Task to carry out
Show all lines holding the string "GeBS".

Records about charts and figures
********************

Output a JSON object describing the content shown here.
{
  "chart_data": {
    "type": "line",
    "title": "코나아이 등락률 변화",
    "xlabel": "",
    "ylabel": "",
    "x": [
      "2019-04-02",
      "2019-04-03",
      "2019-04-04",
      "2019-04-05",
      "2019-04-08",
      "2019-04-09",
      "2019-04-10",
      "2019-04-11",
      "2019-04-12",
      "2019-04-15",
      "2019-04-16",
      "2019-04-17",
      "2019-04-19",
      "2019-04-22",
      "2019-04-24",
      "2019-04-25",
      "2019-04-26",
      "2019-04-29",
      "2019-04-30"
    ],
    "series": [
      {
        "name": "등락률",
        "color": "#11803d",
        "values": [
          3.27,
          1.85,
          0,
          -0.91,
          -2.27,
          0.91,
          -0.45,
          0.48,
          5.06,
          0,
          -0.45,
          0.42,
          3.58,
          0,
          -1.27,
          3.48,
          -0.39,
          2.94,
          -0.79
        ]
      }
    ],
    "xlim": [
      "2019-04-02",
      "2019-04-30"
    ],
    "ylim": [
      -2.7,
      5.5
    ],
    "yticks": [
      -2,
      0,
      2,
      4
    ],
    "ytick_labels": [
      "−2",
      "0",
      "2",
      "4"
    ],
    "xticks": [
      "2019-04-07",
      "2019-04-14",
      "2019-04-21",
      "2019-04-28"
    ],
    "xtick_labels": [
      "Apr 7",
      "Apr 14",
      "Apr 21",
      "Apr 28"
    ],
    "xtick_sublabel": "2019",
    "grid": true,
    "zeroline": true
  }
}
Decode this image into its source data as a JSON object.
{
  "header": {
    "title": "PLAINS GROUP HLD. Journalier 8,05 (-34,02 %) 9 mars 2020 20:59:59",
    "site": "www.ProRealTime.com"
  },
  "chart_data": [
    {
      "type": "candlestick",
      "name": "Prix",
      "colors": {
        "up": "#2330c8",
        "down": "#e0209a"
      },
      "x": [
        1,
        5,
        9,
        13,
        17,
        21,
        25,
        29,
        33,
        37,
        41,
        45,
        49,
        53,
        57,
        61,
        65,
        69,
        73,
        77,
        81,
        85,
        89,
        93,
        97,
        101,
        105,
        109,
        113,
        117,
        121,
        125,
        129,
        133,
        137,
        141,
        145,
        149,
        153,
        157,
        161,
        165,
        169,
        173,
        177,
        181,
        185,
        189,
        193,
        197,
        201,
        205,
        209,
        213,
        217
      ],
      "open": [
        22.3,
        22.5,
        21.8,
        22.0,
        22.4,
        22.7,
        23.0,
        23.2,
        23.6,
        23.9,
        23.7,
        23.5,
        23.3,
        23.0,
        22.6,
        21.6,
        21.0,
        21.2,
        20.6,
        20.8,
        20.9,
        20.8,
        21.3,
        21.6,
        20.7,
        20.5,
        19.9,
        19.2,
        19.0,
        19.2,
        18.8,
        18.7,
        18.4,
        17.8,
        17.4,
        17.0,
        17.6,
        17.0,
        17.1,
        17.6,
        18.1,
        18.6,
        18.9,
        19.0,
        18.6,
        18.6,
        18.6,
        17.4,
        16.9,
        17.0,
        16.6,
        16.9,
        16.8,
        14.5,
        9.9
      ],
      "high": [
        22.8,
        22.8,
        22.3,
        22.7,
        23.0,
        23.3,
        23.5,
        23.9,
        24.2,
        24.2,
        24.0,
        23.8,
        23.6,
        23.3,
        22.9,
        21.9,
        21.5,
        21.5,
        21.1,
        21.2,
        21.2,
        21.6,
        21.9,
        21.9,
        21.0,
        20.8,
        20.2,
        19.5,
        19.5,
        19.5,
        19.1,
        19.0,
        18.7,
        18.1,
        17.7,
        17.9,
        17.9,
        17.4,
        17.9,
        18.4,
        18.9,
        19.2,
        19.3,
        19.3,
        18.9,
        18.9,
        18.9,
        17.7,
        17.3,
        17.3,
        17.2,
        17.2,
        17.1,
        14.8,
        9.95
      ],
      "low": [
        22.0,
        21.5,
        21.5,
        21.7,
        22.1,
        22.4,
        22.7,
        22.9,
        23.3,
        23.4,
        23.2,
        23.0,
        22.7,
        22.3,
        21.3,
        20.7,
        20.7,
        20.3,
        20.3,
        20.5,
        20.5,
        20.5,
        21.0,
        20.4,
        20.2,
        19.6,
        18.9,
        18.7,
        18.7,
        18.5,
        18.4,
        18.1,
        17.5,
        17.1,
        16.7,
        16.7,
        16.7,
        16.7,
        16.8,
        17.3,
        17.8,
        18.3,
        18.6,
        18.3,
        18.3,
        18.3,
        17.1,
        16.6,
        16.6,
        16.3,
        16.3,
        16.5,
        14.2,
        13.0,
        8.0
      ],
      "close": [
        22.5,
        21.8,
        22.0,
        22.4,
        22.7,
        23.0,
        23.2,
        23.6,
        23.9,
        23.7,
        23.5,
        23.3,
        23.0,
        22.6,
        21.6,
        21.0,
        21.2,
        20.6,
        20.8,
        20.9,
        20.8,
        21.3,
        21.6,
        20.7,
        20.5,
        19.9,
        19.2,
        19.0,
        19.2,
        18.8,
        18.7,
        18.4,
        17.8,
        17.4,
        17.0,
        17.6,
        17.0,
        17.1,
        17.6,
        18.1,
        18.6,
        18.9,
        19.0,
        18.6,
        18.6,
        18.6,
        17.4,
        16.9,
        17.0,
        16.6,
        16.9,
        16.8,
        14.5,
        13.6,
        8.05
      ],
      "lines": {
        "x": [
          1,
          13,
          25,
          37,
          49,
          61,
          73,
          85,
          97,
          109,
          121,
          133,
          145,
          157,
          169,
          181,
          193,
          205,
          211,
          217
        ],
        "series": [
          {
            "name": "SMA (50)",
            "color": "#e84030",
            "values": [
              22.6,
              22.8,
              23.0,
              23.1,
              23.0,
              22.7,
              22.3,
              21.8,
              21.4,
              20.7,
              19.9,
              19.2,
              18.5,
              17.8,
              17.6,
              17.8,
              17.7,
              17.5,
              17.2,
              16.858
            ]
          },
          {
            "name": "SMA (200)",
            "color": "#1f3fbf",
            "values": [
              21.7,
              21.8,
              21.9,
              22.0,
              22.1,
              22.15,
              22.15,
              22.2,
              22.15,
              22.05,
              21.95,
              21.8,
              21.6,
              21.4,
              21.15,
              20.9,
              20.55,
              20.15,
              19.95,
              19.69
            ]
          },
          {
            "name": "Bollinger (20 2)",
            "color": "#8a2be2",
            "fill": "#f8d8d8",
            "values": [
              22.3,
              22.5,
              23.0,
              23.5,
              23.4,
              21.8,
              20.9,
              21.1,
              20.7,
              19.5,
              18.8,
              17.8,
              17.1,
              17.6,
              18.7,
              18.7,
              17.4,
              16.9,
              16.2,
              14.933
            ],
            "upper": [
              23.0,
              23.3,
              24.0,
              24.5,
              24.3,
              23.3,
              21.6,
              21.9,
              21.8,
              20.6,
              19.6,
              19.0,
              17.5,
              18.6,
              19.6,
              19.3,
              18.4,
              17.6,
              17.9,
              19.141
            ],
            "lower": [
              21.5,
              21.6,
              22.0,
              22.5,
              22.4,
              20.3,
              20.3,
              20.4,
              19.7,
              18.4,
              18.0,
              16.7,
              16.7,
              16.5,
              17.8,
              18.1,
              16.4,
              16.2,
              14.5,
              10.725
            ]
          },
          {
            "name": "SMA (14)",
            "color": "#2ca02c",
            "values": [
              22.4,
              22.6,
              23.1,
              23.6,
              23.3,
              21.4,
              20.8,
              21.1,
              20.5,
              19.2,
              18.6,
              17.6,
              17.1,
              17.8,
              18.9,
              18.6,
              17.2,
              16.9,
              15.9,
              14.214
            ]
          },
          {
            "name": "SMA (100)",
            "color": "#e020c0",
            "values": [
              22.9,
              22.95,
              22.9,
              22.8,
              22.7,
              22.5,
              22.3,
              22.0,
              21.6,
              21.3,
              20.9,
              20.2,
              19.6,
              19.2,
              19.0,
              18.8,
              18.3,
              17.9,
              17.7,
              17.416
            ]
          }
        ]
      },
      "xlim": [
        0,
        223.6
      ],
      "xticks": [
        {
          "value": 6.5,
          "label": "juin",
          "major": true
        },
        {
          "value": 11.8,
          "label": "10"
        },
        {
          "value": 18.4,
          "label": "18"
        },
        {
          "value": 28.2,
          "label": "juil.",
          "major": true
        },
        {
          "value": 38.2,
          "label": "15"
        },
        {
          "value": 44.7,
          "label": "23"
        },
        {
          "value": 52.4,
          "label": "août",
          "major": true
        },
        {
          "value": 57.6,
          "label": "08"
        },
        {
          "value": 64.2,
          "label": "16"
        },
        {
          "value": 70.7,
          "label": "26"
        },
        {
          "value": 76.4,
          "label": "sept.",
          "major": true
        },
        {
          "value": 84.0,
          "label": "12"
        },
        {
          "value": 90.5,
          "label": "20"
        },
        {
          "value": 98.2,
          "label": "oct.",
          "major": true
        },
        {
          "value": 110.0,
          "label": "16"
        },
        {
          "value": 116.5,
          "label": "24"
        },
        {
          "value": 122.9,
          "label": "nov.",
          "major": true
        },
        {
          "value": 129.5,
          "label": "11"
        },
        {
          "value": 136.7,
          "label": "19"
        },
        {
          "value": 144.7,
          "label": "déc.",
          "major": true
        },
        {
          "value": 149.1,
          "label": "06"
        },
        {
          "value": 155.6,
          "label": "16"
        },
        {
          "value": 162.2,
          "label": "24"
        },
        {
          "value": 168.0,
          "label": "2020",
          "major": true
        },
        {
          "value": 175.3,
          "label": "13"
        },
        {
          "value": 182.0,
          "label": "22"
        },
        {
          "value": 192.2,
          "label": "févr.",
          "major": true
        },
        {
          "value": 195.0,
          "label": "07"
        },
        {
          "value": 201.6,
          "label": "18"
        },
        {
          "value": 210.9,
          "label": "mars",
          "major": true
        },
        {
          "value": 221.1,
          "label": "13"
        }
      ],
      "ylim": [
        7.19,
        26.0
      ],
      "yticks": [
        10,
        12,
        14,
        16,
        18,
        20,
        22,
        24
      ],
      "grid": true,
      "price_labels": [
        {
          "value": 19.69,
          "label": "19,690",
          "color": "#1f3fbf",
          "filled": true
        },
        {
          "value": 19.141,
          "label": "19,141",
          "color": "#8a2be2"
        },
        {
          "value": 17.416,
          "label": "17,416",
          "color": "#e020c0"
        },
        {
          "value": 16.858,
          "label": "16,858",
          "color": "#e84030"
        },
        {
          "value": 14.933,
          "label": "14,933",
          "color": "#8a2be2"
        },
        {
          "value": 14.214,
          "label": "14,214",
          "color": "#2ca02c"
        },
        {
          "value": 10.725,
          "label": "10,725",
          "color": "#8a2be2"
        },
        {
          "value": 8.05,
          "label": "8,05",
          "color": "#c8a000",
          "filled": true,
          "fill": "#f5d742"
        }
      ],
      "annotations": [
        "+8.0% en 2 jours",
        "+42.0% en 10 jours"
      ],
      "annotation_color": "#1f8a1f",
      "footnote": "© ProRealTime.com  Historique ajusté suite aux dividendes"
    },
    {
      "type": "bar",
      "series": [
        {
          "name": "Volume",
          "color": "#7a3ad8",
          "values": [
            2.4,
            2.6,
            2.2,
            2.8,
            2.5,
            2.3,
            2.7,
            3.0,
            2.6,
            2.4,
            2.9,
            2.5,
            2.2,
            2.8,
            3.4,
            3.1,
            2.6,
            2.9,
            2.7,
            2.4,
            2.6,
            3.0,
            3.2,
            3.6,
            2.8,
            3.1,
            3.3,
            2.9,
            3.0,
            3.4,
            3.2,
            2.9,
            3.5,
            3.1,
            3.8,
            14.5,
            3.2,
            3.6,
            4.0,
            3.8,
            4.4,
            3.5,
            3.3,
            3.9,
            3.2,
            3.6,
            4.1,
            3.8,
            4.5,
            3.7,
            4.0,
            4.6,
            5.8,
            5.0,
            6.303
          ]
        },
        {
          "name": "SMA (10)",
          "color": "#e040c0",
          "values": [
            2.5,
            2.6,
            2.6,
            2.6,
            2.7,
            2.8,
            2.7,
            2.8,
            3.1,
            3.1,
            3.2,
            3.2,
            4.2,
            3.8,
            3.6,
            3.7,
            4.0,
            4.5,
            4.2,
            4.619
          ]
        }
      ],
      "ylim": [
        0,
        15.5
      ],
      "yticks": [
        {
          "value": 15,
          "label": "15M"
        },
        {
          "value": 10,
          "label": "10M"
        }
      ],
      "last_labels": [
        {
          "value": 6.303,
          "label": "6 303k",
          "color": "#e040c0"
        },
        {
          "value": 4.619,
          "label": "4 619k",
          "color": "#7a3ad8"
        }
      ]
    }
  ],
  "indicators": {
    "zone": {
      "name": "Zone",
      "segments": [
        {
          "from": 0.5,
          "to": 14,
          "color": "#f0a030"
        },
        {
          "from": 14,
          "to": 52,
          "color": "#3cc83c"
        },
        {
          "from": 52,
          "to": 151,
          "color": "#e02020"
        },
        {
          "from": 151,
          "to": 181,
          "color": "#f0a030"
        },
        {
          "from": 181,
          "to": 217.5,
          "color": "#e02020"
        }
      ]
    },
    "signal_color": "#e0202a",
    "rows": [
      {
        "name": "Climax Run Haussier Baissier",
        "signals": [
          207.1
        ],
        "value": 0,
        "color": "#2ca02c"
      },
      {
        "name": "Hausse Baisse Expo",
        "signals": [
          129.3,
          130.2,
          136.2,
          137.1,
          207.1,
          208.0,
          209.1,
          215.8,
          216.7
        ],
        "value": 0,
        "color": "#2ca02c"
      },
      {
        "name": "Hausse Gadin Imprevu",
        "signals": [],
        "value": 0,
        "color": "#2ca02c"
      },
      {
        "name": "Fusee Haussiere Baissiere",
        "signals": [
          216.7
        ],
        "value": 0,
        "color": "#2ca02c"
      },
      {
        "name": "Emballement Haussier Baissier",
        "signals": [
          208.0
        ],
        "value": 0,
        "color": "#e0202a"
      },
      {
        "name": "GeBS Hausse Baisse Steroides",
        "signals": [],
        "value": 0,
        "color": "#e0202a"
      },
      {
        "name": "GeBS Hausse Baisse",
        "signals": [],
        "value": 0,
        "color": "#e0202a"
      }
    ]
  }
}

********************

Task result
        "name": "GeBS Hausse Baisse Steroides",
        "name": "GeBS Hausse Baisse",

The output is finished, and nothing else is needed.